Please revise the passage on war: give everything from "Yet war undeniably" down to "just a phase?" again, replacing "elephant" with "beast".
====== DOCUMENT SEGMENT
Could we call war “an innovation?” That would be like praising a house fire for inspiring a better sprinkler system.
Yet war undeniably results in progress.
The economist might say war drives innovation through crisis. The anthropologist might say war emerges from resource competition. The philosopher might see war as the clash that creates synthesis.
They’re all describing the same elephant.
War isn’t natural or inevitable. It’s a technology we invented alongside class systems and written language. Like all technologies, it solved some problems while creating others.
And like all technologies, it becomes obsolete.
What if war is just a phase?
Material consciousness — our current operating system — thrives on separation, scarcity, and hierarchy. It's the perfect environment for conflict.
But consciousness evolves.
The most impressive human achievements now come from connection, not conquest. From networks, not hierarchies. From shared resources, not hoarded ones.
The most radical idea isn’t whether war creates progress.
It’s that we’ve outgrown the need for war to progress.
What are we to make of war?
============
====== PROVIDED INFORMATION
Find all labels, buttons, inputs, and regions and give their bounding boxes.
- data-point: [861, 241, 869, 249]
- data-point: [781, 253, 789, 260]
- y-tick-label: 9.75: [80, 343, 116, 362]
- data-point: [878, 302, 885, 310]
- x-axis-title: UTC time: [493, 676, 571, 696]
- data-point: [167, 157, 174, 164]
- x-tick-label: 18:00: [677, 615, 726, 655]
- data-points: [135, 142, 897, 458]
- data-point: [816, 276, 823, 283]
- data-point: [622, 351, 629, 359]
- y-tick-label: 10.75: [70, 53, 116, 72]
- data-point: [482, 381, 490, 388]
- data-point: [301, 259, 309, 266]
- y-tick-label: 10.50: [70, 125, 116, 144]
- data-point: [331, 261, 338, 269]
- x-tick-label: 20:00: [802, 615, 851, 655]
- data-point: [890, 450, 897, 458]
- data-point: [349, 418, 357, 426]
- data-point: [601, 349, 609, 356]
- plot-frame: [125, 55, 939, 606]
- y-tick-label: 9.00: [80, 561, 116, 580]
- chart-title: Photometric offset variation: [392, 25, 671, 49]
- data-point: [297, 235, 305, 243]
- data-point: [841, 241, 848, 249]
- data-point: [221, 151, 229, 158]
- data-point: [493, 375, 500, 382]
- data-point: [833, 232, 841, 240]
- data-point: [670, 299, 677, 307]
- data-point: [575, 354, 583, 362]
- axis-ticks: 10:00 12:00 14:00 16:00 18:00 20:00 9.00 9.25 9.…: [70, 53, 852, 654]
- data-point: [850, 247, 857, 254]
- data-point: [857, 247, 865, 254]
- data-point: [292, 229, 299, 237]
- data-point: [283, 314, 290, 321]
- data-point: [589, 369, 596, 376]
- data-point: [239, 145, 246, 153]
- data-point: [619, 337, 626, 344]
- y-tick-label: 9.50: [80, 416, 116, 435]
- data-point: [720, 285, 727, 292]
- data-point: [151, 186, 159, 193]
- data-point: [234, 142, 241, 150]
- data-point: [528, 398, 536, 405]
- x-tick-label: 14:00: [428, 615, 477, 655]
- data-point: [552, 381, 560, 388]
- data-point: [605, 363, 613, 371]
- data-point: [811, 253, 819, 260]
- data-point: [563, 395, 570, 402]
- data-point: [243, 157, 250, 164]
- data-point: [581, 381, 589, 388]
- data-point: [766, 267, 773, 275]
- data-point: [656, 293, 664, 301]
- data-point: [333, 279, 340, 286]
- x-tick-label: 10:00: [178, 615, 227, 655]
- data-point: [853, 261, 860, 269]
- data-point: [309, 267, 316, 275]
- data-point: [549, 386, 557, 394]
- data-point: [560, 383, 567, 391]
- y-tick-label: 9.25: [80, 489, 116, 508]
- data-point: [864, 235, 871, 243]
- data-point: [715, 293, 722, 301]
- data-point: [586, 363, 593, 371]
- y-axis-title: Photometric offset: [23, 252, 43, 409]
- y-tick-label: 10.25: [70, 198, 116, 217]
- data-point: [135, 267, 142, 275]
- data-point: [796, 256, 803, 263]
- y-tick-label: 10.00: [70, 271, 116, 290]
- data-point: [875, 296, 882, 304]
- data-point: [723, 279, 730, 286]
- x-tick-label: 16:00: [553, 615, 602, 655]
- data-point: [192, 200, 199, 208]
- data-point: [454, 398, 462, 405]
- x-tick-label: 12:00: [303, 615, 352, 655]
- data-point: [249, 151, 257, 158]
============
TASK RESPONSE —
Yet war undeniably results in progress.
The economist might say war drives innovation through crisis. The anthropologist might say war emerges from resource competition. The philosopher might see war as the clash that creates synthesis.
They’re all describing the same beast.
War isn’t natural or inevitable. It’s a technology we invented alongside class systems and written language. Like all technologies, it solved some problems while creating others.
And like all technologies, it becomes obsolete.
What if war is just a phase?